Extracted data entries
____

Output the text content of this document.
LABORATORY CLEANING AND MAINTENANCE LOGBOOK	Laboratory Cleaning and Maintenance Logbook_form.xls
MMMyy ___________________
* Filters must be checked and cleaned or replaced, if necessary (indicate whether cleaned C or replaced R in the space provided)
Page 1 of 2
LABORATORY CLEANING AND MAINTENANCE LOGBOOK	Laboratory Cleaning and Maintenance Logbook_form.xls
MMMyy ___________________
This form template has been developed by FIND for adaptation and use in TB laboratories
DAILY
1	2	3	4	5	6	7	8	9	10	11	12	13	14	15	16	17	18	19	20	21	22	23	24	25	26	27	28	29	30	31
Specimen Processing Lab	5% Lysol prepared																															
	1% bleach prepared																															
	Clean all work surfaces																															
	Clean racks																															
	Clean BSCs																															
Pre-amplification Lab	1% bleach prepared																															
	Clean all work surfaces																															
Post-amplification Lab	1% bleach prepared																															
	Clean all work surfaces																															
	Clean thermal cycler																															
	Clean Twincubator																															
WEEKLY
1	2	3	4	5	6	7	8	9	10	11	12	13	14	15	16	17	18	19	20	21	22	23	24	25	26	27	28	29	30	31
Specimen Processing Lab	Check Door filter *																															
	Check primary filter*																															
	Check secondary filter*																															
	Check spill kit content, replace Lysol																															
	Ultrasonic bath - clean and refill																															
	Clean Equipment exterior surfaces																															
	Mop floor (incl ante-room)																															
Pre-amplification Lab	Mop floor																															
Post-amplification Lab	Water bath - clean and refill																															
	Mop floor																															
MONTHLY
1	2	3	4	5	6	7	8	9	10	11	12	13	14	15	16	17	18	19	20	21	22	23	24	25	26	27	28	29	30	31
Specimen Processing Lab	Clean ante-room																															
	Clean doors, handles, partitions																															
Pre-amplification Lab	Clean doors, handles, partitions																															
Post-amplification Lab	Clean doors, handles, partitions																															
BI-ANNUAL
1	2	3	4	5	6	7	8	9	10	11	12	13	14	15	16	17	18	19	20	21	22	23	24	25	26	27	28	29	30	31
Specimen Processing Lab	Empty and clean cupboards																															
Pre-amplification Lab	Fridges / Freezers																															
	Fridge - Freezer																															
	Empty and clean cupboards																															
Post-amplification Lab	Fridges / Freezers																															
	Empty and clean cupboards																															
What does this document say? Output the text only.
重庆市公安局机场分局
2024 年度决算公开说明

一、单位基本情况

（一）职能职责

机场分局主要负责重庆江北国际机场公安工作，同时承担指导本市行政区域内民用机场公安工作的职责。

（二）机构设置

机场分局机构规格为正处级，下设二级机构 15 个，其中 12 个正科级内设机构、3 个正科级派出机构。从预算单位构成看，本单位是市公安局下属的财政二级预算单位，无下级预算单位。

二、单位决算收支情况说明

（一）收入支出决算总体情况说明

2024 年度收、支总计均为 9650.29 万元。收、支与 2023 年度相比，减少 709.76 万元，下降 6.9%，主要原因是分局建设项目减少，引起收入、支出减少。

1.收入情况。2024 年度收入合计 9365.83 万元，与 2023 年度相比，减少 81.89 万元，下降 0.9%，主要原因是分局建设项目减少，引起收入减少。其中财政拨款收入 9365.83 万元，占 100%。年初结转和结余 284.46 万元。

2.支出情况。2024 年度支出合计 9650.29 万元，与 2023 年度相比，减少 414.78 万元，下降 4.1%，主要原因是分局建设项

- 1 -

____

Task objective
Emit the full listing verbatim.

Reply
Output the text content of this document.
LABORATORY CLEANING AND MAINTENANCE LOGBOOK	Laboratory Cleaning and Maintenance Logbook_form.xls
MMMyy ___________________
* Filters must be checked and cleaned or replaced, if necessary (indicate whether cleaned C or replaced R in the space provided)
Page 1 of 2
LABORATORY CLEANING AND MAINTENANCE LOGBOOK	Laboratory Cleaning and Maintenance Logbook_form.xls
MMMyy ___________________
This form template has been developed by FIND for adaptation and use in TB laboratories
DAILY
1	2	3	4	5	6	7	8	9	10	11	12	13	14	15	16	17	18	19	20	21	22	23	24	25	26	27	28	29	30	31
Specimen Processing Lab	5% Lysol prepared																															
	1% bleach prepared																															
	Clean all work surfaces																															
	Clean racks																															
	Clean BSCs																															
Pre-amplification Lab	1% bleach prepared																															
	Clean all work surfaces																															
Post-amplification Lab	1% bleach prepared																															
	Clean all work surfaces																															
	Clean thermal cycler																															
	Clean Twincubator																															
WEEKLY
1	2	3	4	5	6	7	8	9	10	11	12	13	14	15	16	17	18	19	20	21	22	23	24	25	26	27	28	29	30	31
Specimen Processing Lab	Check Door filter *																															
	Check primary filter*																															
	Check secondary filter*																															
	Check spill kit content, replace Lysol																															
	Ultrasonic bath - clean and refill																															
	Clean Equipment exterior surfaces																															
	Mop floor (incl ante-room)																															
Pre-amplification Lab	Mop floor																															
Post-amplification Lab	Water bath - clean and refill																															
	Mop floor																															
MONTHLY
1	2	3	4	5	6	7	8	9	10	11	12	13	14	15	16	17	18	19	20	21	22	23	24	25	26	27	28	29	30	31
Specimen Processing Lab	Clean ante-room																															
	Clean doors, handles, partitions																															
Pre-amplification Lab	Clean doors, handles, partitions																															
Post-amplification Lab	Clean doors, handles, partitions																															
BI-ANNUAL
1	2	3	4	5	6	7	8	9	10	11	12	13	14	15	16	17	18	19	20	21	22	23	24	25	26	27	28	29	30	31
Specimen Processing Lab	Empty and clean cupboards																															
Pre-amplification Lab	Fridges / Freezers																															
	Fridge - Freezer																															
	Empty and clean cupboards																															
Post-amplification Lab	Fridges / Freezers																															
	Empty and clean cupboards																															
What does this document say? Output the text only.
重庆市公安局机场分局
2024 年度决算公开说明

一、单位基本情况

（一）职能职责

机场分局主要负责重庆江北国际机场公安工作，同时承担指导本市行政区域内民用机场公安工作的职责。

（二）机构设置

机场分局机构规格为正处级，下设二级机构 15 个，其中 12 个正科级内设机构、3 个正科级派出机构。从预算单位构成看，本单位是市公安局下属的财政二级预算单位，无下级预算单位。

二、单位决算收支情况说明

（一）收入支出决算总体情况说明

2024 年度收、支总计均为 9650.29 万元。收、支与 2023 年度相比，减少 709.76 万元，下降 6.9%，主要原因是分局建设项目减少，引起收入、支出减少。

1.收入情况。2024 年度收入合计 9365.83 万元，与 2023 年度相比，减少 81.89 万元，下降 0.9%，主要原因是分局建设项目减少，引起收入减少。其中财政拨款收入 9365.83 万元，占 100%。年初结转和结余 284.46 万元。

2.支出情况。2024 年度支出合计 9650.29 万元，与 2023 年度相比，减少 414.78 万元，下降 4.1%，主要原因是分局建设项

- 1 -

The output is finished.